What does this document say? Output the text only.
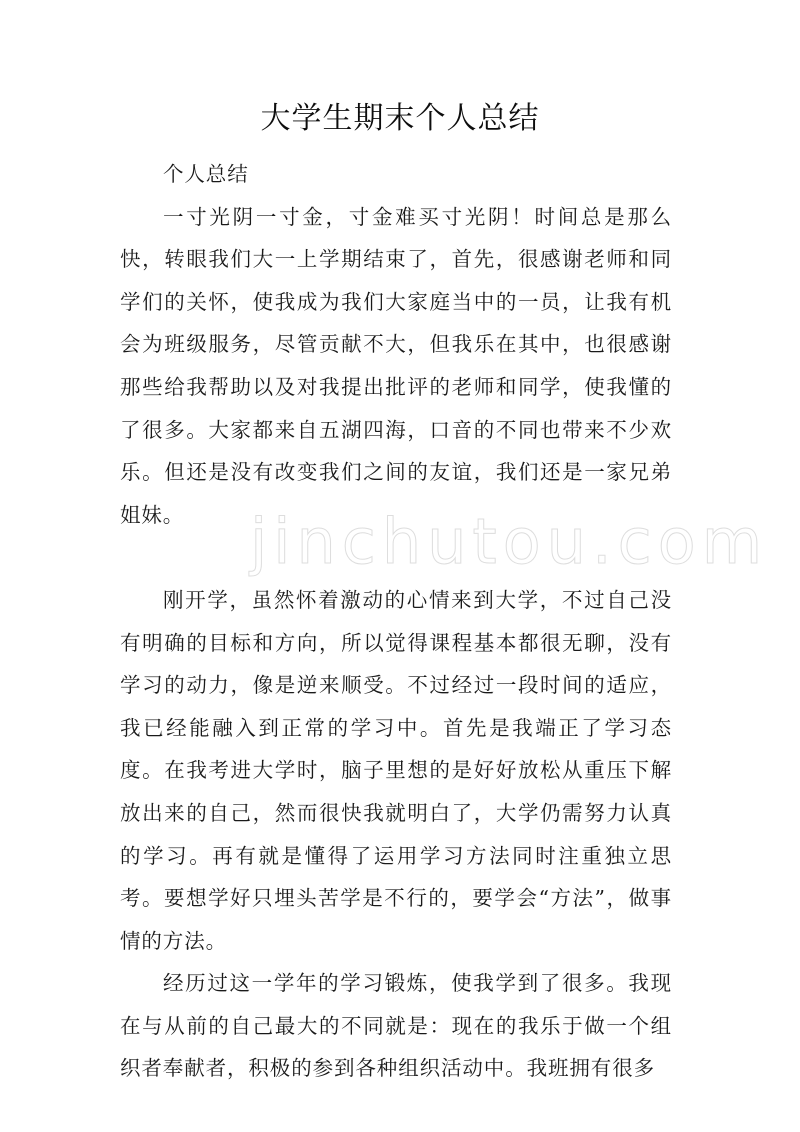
jinchutou.com
大学生期末个人总结

个人总结

一寸光阴一寸金，寸金难买寸光阴！时间总是那么快，转眼我们大一上学期结束了，首先，很感谢老师和同学们的关怀，使我成为我们大家庭当中的一员，让我有机会为班级服务，尽管贡献不大，但我乐在其中，也很感谢那些给我帮助以及对我提出批评的老师和同学，使我懂的了很多。大家都来自五湖四海，口音的不同也带来不少欢乐。但还是没有改变我们之间的友谊，我们还是一家兄弟姐妹。

刚开学，虽然怀着激动的心情来到大学，不过自己没有明确的目标和方向，所以觉得课程基本都很无聊，没有学习的动力，像是逆来顺受。不过经过一段时间的适应，我已经能融入到正常的学习中。首先是我端正了学习态度。在我考进大学时，脑子里想的是好好放松从重压下解放出来的自己，然而很快我就明白了，大学仍需努力认真的学习。再有就是懂得了运用学习方法同时注重独立思考。要想学好只埋头苦学是不行的，要学会“方法”，做事情的方法。

经历过这一学年的学习锻炼，使我学到了很多。我现在与从前的自己最大的不同就是：现在的我乐于做一个组织者奉献者，积极的参到各种组织活动中。我班拥有很多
------------------------------------
STATED EXERCISE: Set down the material exactly, every line of it, except for the pictures.

ANSWER TO THE EXERCISE:
What does this document say? Output the text only.
jinchutou.com
大学生期末个人总结

个人总结

一寸光阴一寸金，寸金难买寸光阴！时间总是那么快，转眼我们大一上学期结束了，首先，很感谢老师和同学们的关怀，使我成为我们大家庭当中的一员，让我有机会为班级服务，尽管贡献不大，但我乐在其中，也很感谢那些给我帮助以及对我提出批评的老师和同学，使我懂的了很多。大家都来自五湖四海，口音的不同也带来不少欢乐。但还是没有改变我们之间的友谊，我们还是一家兄弟姐妹。

刚开学，虽然怀着激动的心情来到大学，不过自己没有明确的目标和方向，所以觉得课程基本都很无聊，没有学习的动力，像是逆来顺受。不过经过一段时间的适应，我已经能融入到正常的学习中。首先是我端正了学习态度。在我考进大学时，脑子里想的是好好放松从重压下解放出来的自己，然而很快我就明白了，大学仍需努力认真的学习。再有就是懂得了运用学习方法同时注重独立思考。要想学好只埋头苦学是不行的，要学会“方法”，做事情的方法。

经历过这一学年的学习锻炼，使我学到了很多。我现在与从前的自己最大的不同就是：现在的我乐于做一个组织者奉献者，积极的参到各种组织活动中。我班拥有很多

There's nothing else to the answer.